**TASK REQUIREMENTS**
Count the lines in the entries below that include the word "title". Give nothing but the number.

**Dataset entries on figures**
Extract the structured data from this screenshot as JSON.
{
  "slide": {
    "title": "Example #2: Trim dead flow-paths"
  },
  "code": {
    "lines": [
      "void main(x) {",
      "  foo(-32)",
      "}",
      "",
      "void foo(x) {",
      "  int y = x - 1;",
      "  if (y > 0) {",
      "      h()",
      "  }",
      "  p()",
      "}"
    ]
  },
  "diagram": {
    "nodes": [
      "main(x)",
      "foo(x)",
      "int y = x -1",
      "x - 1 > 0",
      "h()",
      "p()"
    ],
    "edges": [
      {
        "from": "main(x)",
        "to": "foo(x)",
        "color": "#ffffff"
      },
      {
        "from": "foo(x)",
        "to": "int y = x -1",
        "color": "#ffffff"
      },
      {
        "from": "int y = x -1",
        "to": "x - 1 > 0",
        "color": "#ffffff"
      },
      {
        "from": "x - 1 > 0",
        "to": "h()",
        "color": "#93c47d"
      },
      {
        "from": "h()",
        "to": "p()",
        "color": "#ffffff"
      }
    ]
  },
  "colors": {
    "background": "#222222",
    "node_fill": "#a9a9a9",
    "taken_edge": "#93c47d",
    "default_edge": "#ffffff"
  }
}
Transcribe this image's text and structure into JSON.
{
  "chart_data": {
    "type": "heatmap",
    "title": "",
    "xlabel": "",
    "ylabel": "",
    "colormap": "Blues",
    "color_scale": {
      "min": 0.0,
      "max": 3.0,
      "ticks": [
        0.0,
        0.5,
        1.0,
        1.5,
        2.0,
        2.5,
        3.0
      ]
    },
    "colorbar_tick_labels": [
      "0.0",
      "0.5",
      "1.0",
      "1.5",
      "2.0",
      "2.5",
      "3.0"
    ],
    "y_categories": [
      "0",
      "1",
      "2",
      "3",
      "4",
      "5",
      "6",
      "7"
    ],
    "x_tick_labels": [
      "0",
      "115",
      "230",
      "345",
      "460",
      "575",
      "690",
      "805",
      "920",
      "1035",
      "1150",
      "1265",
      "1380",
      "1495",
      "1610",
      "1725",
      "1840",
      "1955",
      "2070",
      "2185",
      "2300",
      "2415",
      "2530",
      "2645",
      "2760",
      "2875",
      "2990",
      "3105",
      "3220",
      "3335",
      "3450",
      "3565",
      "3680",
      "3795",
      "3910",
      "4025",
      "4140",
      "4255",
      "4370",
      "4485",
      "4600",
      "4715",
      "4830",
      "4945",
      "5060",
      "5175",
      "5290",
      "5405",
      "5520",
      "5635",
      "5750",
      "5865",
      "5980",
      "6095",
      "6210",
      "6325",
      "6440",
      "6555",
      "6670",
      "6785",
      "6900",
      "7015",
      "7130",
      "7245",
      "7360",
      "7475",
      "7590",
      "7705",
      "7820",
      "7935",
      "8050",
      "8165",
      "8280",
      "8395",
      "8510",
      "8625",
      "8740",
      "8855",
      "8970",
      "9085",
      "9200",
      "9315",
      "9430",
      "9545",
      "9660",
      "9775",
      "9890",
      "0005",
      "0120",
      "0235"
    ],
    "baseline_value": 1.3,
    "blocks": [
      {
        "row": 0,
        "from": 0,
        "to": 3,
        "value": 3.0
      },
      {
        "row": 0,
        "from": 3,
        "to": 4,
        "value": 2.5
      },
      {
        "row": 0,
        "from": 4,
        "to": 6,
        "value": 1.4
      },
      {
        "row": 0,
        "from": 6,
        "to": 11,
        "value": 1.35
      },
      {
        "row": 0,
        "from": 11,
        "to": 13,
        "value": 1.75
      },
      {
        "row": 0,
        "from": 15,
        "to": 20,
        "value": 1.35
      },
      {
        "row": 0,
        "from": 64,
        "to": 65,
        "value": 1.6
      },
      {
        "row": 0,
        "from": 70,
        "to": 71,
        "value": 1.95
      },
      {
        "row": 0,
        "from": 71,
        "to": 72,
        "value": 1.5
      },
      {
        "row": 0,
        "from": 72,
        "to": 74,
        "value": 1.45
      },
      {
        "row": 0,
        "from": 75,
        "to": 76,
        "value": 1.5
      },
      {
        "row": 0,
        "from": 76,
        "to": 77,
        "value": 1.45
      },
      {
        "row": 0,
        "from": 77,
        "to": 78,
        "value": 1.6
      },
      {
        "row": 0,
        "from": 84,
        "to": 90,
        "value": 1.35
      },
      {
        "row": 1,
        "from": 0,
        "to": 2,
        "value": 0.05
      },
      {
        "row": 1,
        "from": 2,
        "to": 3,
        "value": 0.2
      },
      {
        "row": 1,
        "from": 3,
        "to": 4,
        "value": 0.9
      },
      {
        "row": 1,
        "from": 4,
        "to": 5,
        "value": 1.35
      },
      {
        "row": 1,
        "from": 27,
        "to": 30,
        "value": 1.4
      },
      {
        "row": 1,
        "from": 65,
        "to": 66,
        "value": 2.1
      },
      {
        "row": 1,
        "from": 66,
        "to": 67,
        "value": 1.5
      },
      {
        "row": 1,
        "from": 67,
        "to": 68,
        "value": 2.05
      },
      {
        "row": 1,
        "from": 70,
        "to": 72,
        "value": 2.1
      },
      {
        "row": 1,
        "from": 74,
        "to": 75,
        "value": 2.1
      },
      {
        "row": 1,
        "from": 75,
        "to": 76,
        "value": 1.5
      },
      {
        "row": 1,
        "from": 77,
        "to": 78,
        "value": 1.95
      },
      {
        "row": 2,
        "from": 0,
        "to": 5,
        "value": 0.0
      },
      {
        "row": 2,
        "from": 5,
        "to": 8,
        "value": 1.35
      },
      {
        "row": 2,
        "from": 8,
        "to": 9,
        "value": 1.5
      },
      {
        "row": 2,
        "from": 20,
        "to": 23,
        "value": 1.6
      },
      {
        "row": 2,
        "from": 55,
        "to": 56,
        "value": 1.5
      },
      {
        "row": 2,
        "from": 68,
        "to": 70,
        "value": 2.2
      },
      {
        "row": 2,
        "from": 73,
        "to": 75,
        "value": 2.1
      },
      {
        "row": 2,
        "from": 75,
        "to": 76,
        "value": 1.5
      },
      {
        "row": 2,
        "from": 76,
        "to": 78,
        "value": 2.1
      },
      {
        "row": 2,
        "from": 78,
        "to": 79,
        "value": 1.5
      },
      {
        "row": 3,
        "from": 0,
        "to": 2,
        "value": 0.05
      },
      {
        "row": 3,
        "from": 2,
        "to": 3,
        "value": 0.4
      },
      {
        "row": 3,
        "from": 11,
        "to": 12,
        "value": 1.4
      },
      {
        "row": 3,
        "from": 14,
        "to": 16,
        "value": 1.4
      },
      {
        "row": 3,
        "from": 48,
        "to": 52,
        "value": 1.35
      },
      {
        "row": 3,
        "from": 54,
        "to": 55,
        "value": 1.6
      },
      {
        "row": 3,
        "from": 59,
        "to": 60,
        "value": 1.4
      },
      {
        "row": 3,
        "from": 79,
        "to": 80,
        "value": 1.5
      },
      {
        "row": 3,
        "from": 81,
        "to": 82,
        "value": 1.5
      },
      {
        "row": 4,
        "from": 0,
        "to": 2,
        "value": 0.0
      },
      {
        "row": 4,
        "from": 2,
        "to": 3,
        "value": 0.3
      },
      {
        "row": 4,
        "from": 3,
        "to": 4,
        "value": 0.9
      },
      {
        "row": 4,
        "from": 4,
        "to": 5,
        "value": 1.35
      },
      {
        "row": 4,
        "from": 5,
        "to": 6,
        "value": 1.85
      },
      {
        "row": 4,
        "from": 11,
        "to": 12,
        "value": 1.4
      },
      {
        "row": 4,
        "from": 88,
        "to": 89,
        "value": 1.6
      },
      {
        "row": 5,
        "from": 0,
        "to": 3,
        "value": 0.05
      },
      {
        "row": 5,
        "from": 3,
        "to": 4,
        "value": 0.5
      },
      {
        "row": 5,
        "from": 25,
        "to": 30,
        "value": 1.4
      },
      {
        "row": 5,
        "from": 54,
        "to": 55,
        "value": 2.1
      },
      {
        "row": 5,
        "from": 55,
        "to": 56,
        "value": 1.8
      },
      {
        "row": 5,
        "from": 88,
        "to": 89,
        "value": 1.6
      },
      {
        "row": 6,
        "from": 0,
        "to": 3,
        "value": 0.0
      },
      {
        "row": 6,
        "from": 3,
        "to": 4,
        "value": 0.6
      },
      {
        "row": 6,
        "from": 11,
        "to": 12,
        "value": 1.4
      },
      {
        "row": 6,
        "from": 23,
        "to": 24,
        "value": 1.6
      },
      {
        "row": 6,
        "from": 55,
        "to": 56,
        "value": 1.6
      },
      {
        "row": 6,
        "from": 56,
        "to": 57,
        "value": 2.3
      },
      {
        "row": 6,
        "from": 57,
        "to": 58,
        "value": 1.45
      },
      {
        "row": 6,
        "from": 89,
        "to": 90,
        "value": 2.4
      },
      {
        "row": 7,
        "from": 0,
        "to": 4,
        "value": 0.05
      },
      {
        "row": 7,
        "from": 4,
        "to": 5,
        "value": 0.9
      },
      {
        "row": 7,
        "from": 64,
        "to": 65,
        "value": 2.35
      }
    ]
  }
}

**IN RESPONSE**
2